═════ INPUT DATA

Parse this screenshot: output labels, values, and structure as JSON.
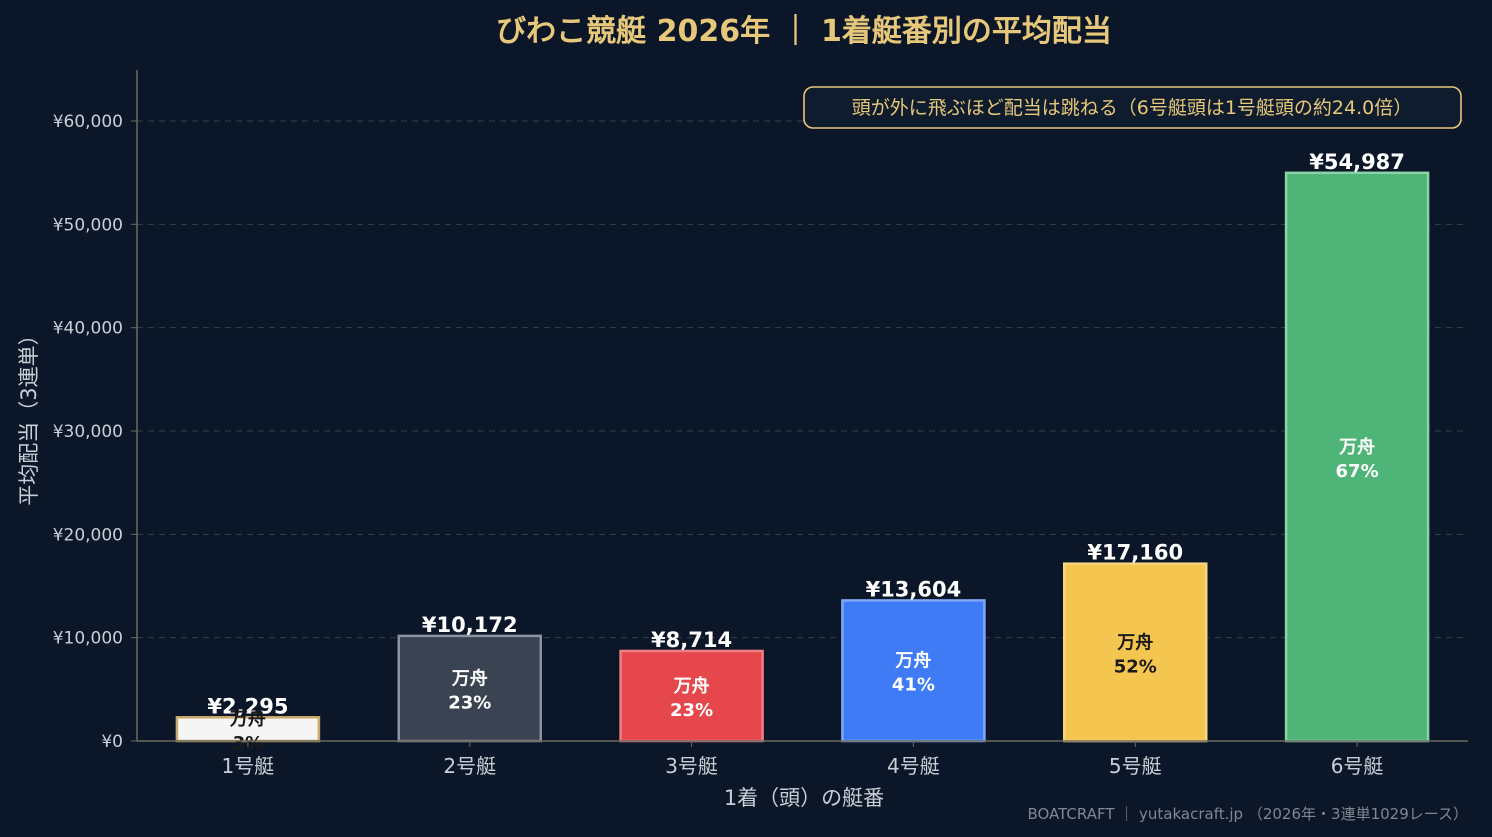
{
  "colors": {
    "background": "#0b1728",
    "gold": "#e7c77a",
    "grid": "#34404d",
    "axis": "#6d6a60"
  },
  "footer": "BOATCRAFT ｜ yutakacraft.jp （2026年・3連単1029レース）",
  "chart_data": {
    "type": "bar",
    "title": "びわこ競艇 2026年 ｜ 1着艇番別の平均配当",
    "xlabel": "1着（頭）の艇番",
    "ylabel": "平均配当（3連単）",
    "ylim": [
      0,
      65000
    ],
    "yticks": [
      0,
      10000,
      20000,
      30000,
      40000,
      50000,
      60000
    ],
    "ytick_labels": [
      "¥0",
      "¥10,000",
      "¥20,000",
      "¥30,000",
      "¥40,000",
      "¥50,000",
      "¥60,000"
    ],
    "grid": true,
    "annotation": "頭が外に飛ぶほど配当は跳ねる（6号艇頭は1号艇頭の約24.0倍）",
    "categories": [
      "1号艇",
      "2号艇",
      "3号艇",
      "4号艇",
      "5号艇",
      "6号艇"
    ],
    "values": [
      2295,
      10172,
      8714,
      13604,
      17160,
      54987
    ],
    "value_labels": [
      "¥2,295",
      "¥10,172",
      "¥8,714",
      "¥13,604",
      "¥17,160",
      "¥54,987"
    ],
    "inner_title": "万舟",
    "manshu_rates": [
      "3%",
      "23%",
      "23%",
      "41%",
      "52%",
      "67%"
    ],
    "bar_colors": [
      "#f5f5f5",
      "#3a4352",
      "#e5474d",
      "#3e7bf5",
      "#f5c64f",
      "#4fb478"
    ],
    "bar_edges": [
      "#c9a96a",
      "#8a93a0",
      "#f07f83",
      "#80a8f7",
      "#f7d67f",
      "#8ad4a7"
    ],
    "inner_text_colors": [
      "#1a1a1a",
      "#ffffff",
      "#ffffff",
      "#ffffff",
      "#1a1a1a",
      "#ffffff"
    ]
  }
}
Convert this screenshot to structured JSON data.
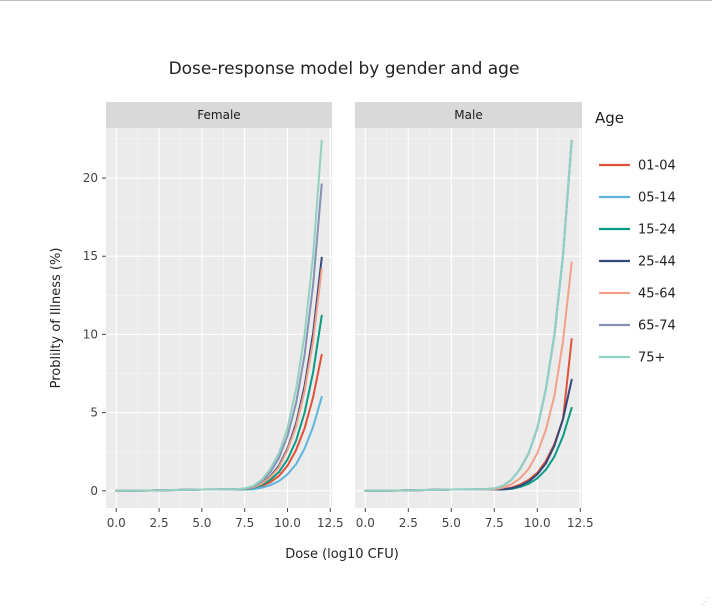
{
  "chart_data": {
    "type": "line",
    "title": "Dose-response model by gender and age",
    "xlabel": "Dose (log10 CFU)",
    "ylabel": "Problilty of Illness (%)",
    "xlim": [
      -0.6,
      12.6
    ],
    "ylim": [
      -1.1,
      23.2
    ],
    "x_ticks": [
      0,
      2.5,
      5,
      7.5,
      10,
      12.5
    ],
    "x_tick_labels": [
      "0.0",
      "2.5",
      "5.0",
      "7.5",
      "10.0",
      "12.5"
    ],
    "y_ticks": [
      0,
      5,
      10,
      15,
      20
    ],
    "y_tick_labels": [
      "0",
      "5",
      "10",
      "15",
      "20"
    ],
    "grid": true,
    "legend": {
      "title": "Age",
      "position": "right"
    },
    "x": [
      0,
      1,
      2,
      3,
      4,
      5,
      6,
      7,
      7.5,
      8,
      8.5,
      9,
      9.5,
      10,
      10.5,
      11,
      11.5,
      12
    ],
    "facets": [
      {
        "label": "Female",
        "series": [
          {
            "name": "01-04",
            "color": "#e0513a",
            "values": [
              0,
              0.01,
              0.02,
              0.04,
              0.06,
              0.08,
              0.08,
              0.09,
              0.09,
              0.15,
              0.3,
              0.55,
              0.95,
              1.6,
              2.6,
              4.0,
              6.0,
              8.7
            ]
          },
          {
            "name": "05-14",
            "color": "#5cb4e0",
            "values": [
              0,
              0.01,
              0.02,
              0.04,
              0.06,
              0.08,
              0.08,
              0.08,
              0.08,
              0.1,
              0.2,
              0.36,
              0.62,
              1.05,
              1.7,
              2.7,
              4.1,
              6.0
            ]
          },
          {
            "name": "15-24",
            "color": "#0a9a82",
            "values": [
              0,
              0.01,
              0.02,
              0.04,
              0.06,
              0.08,
              0.08,
              0.09,
              0.1,
              0.18,
              0.38,
              0.7,
              1.2,
              2.0,
              3.2,
              5.0,
              7.6,
              11.2
            ]
          },
          {
            "name": "25-44",
            "color": "#34487c",
            "values": [
              0,
              0.01,
              0.02,
              0.04,
              0.06,
              0.08,
              0.09,
              0.1,
              0.12,
              0.22,
              0.48,
              0.92,
              1.6,
              2.7,
              4.3,
              6.7,
              10.1,
              14.9
            ]
          },
          {
            "name": "45-64",
            "color": "#f2a087",
            "values": [
              0,
              0.01,
              0.02,
              0.04,
              0.06,
              0.08,
              0.09,
              0.1,
              0.12,
              0.22,
              0.46,
              0.87,
              1.5,
              2.6,
              4.1,
              6.4,
              9.6,
              14.2
            ]
          },
          {
            "name": "65-74",
            "color": "#8491b4",
            "values": [
              0,
              0.01,
              0.02,
              0.04,
              0.06,
              0.08,
              0.09,
              0.11,
              0.14,
              0.28,
              0.6,
              1.2,
              2.1,
              3.5,
              5.6,
              8.7,
              13.2,
              19.6
            ]
          },
          {
            "name": "75+",
            "color": "#91d1c2",
            "values": [
              0,
              0.01,
              0.02,
              0.04,
              0.06,
              0.08,
              0.09,
              0.11,
              0.15,
              0.32,
              0.7,
              1.4,
              2.4,
              4.0,
              6.5,
              10.0,
              15.1,
              22.4
            ]
          }
        ]
      },
      {
        "label": "Male",
        "series": [
          {
            "name": "01-04",
            "color": "#e0513a",
            "values": [
              0,
              0.01,
              0.02,
              0.04,
              0.06,
              0.08,
              0.08,
              0.08,
              0.08,
              0.1,
              0.2,
              0.4,
              0.7,
              1.15,
              1.9,
              3.0,
              4.6,
              9.7
            ]
          },
          {
            "name": "05-14",
            "color": "#5cb4e0",
            "values": [
              0,
              0.01,
              0.02,
              0.04,
              0.06,
              0.08,
              0.09,
              0.11,
              0.15,
              0.32,
              0.7,
              1.4,
              2.4,
              4.0,
              6.5,
              10.0,
              15.1,
              22.4
            ]
          },
          {
            "name": "15-24",
            "color": "#0a9a82",
            "values": [
              0,
              0.01,
              0.02,
              0.04,
              0.06,
              0.08,
              0.08,
              0.08,
              0.08,
              0.08,
              0.12,
              0.25,
              0.45,
              0.8,
              1.35,
              2.2,
              3.5,
              5.3
            ]
          },
          {
            "name": "25-44",
            "color": "#34487c",
            "values": [
              0,
              0.01,
              0.02,
              0.04,
              0.06,
              0.08,
              0.08,
              0.08,
              0.08,
              0.09,
              0.16,
              0.32,
              0.6,
              1.05,
              1.75,
              2.9,
              4.6,
              7.1
            ]
          },
          {
            "name": "45-64",
            "color": "#f2a087",
            "values": [
              0,
              0.01,
              0.02,
              0.04,
              0.06,
              0.08,
              0.08,
              0.09,
              0.1,
              0.2,
              0.42,
              0.8,
              1.4,
              2.4,
              3.9,
              6.1,
              9.6,
              14.6
            ]
          },
          {
            "name": "65-74",
            "color": "#8491b4",
            "values": [
              0,
              0.01,
              0.02,
              0.04,
              0.06,
              0.08,
              0.09,
              0.11,
              0.15,
              0.32,
              0.7,
              1.4,
              2.4,
              4.0,
              6.5,
              10.0,
              15.1,
              22.4
            ]
          },
          {
            "name": "75+",
            "color": "#91d1c2",
            "values": [
              0,
              0.01,
              0.02,
              0.04,
              0.06,
              0.08,
              0.09,
              0.11,
              0.15,
              0.32,
              0.7,
              1.4,
              2.4,
              4.0,
              6.5,
              10.0,
              15.1,
              22.4
            ]
          }
        ]
      }
    ]
  }
}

══════════

EXERCISE TASK:
All the lines above are to be reproduced exactly, except the pictures.

CORRECT RESPONSE:
Parse this screenshot: output labels, values, and structure as JSON.
{
  "colors": {
    "background": "#0b1728",
    "gold": "#e7c77a",
    "grid": "#34404d",
    "axis": "#6d6a60"
  },
  "footer": "BOATCRAFT ｜ yutakacraft.jp （2026年・3連単1029レース）",
  "chart_data": {
    "type": "bar",
    "title": "びわこ競艇 2026年 ｜ 1着艇番別の平均配当",
    "xlabel": "1着（頭）の艇番",
    "ylabel": "平均配当（3連単）",
    "ylim": [
      0,
      65000
    ],
    "yticks": [
      0,
      10000,
      20000,
      30000,
      40000,
      50000,
      60000
    ],
    "ytick_labels": [
      "¥0",
      "¥10,000",
      "¥20,000",
      "¥30,000",
      "¥40,000",
      "¥50,000",
      "¥60,000"
    ],
    "grid": true,
    "annotation": "頭が外に飛ぶほど配当は跳ねる（6号艇頭は1号艇頭の約24.0倍）",
    "categories": [
      "1号艇",
      "2号艇",
      "3号艇",
      "4号艇",
      "5号艇",
      "6号艇"
    ],
    "values": [
      2295,
      10172,
      8714,
      13604,
      17160,
      54987
    ],
    "value_labels": [
      "¥2,295",
      "¥10,172",
      "¥8,714",
      "¥13,604",
      "¥17,160",
      "¥54,987"
    ],
    "inner_title": "万舟",
    "manshu_rates": [
      "3%",
      "23%",
      "23%",
      "41%",
      "52%",
      "67%"
    ],
    "bar_colors": [
      "#f5f5f5",
      "#3a4352",
      "#e5474d",
      "#3e7bf5",
      "#f5c64f",
      "#4fb478"
    ],
    "bar_edges": [
      "#c9a96a",
      "#8a93a0",
      "#f07f83",
      "#80a8f7",
      "#f7d67f",
      "#8ad4a7"
    ],
    "inner_text_colors": [
      "#1a1a1a",
      "#ffffff",
      "#ffffff",
      "#ffffff",
      "#1a1a1a",
      "#ffffff"
    ]
  }
}
Convert this screenshot to structured JSON data.
{
  "chart_data": {
    "type": "line",
    "title": "Dose-response model by gender and age",
    "xlabel": "Dose (log10 CFU)",
    "ylabel": "Problilty of Illness (%)",
    "xlim": [
      -0.6,
      12.6
    ],
    "ylim": [
      -1.1,
      23.2
    ],
    "x_ticks": [
      0,
      2.5,
      5,
      7.5,
      10,
      12.5
    ],
    "x_tick_labels": [
      "0.0",
      "2.5",
      "5.0",
      "7.5",
      "10.0",
      "12.5"
    ],
    "y_ticks": [
      0,
      5,
      10,
      15,
      20
    ],
    "y_tick_labels": [
      "0",
      "5",
      "10",
      "15",
      "20"
    ],
    "grid": true,
    "legend": {
      "title": "Age",
      "position": "right"
    },
    "x": [
      0,
      1,
      2,
      3,
      4,
      5,
      6,
      7,
      7.5,
      8,
      8.5,
      9,
      9.5,
      10,
      10.5,
      11,
      11.5,
      12
    ],
    "facets": [
      {
        "label": "Female",
        "series": [
          {
            "name": "01-04",
            "color": "#e0513a",
            "values": [
              0,
              0.01,
              0.02,
              0.04,
              0.06,
              0.08,
              0.08,
              0.09,
              0.09,
              0.15,
              0.3,
              0.55,
              0.95,
              1.6,
              2.6,
              4.0,
              6.0,
              8.7
            ]
          },
          {
            "name": "05-14",
            "color": "#5cb4e0",
            "values": [
              0,
              0.01,
              0.02,
              0.04,
              0.06,
              0.08,
              0.08,
              0.08,
              0.08,
              0.1,
              0.2,
              0.36,
              0.62,
              1.05,
              1.7,
              2.7,
              4.1,
              6.0
            ]
          },
          {
            "name": "15-24",
            "color": "#0a9a82",
            "values": [
              0,
              0.01,
              0.02,
              0.04,
              0.06,
              0.08,
              0.08,
              0.09,
              0.1,
              0.18,
              0.38,
              0.7,
              1.2,
              2.0,
              3.2,
              5.0,
              7.6,
              11.2
            ]
          },
          {
            "name": "25-44",
            "color": "#34487c",
            "values": [
              0,
              0.01,
              0.02,
              0.04,
              0.06,
              0.08,
              0.09,
              0.1,
              0.12,
              0.22,
              0.48,
              0.92,
              1.6,
              2.7,
              4.3,
              6.7,
              10.1,
              14.9
            ]
          },
          {
            "name": "45-64",
            "color": "#f2a087",
            "values": [
              0,
              0.01,
              0.02,
              0.04,
              0.06,
              0.08,
              0.09,
              0.1,
              0.12,
              0.22,
              0.46,
              0.87,
              1.5,
              2.6,
              4.1,
              6.4,
              9.6,
              14.2
            ]
          },
          {
            "name": "65-74",
            "color": "#8491b4",
            "values": [
              0,
              0.01,
              0.02,
              0.04,
              0.06,
              0.08,
              0.09,
              0.11,
              0.14,
              0.28,
              0.6,
              1.2,
              2.1,
              3.5,
              5.6,
              8.7,
              13.2,
              19.6
            ]
          },
          {
            "name": "75+",
            "color": "#91d1c2",
            "values": [
              0,
              0.01,
              0.02,
              0.04,
              0.06,
              0.08,
              0.09,
              0.11,
              0.15,
              0.32,
              0.7,
              1.4,
              2.4,
              4.0,
              6.5,
              10.0,
              15.1,
              22.4
            ]
          }
        ]
      },
      {
        "label": "Male",
        "series": [
          {
            "name": "01-04",
            "color": "#e0513a",
            "values": [
              0,
              0.01,
              0.02,
              0.04,
              0.06,
              0.08,
              0.08,
              0.08,
              0.08,
              0.1,
              0.2,
              0.4,
              0.7,
              1.15,
              1.9,
              3.0,
              4.6,
              9.7
            ]
          },
          {
            "name": "05-14",
            "color": "#5cb4e0",
            "values": [
              0,
              0.01,
              0.02,
              0.04,
              0.06,
              0.08,
              0.09,
              0.11,
              0.15,
              0.32,
              0.7,
              1.4,
              2.4,
              4.0,
              6.5,
              10.0,
              15.1,
              22.4
            ]
          },
          {
            "name": "15-24",
            "color": "#0a9a82",
            "values": [
              0,
              0.01,
              0.02,
              0.04,
              0.06,
              0.08,
              0.08,
              0.08,
              0.08,
              0.08,
              0.12,
              0.25,
              0.45,
              0.8,
              1.35,
              2.2,
              3.5,
              5.3
            ]
          },
          {
            "name": "25-44",
            "color": "#34487c",
            "values": [
              0,
              0.01,
              0.02,
              0.04,
              0.06,
              0.08,
              0.08,
              0.08,
              0.08,
              0.09,
              0.16,
              0.32,
              0.6,
              1.05,
              1.75,
              2.9,
              4.6,
              7.1
            ]
          },
          {
            "name": "45-64",
            "color": "#f2a087",
            "values": [
              0,
              0.01,
              0.02,
              0.04,
              0.06,
              0.08,
              0.08,
              0.09,
              0.1,
              0.2,
              0.42,
              0.8,
              1.4,
              2.4,
              3.9,
              6.1,
              9.6,
              14.6
            ]
          },
          {
            "name": "65-74",
            "color": "#8491b4",
            "values": [
              0,
              0.01,
              0.02,
              0.04,
              0.06,
              0.08,
              0.09,
              0.11,
              0.15,
              0.32,
              0.7,
              1.4,
              2.4,
              4.0,
              6.5,
              10.0,
              15.1,
              22.4
            ]
          },
          {
            "name": "75+",
            "color": "#91d1c2",
            "values": [
              0,
              0.01,
              0.02,
              0.04,
              0.06,
              0.08,
              0.09,
              0.11,
              0.15,
              0.32,
              0.7,
              1.4,
              2.4,
              4.0,
              6.5,
              10.0,
              15.1,
              22.4
            ]
          }
        ]
      }
    ]
  }
}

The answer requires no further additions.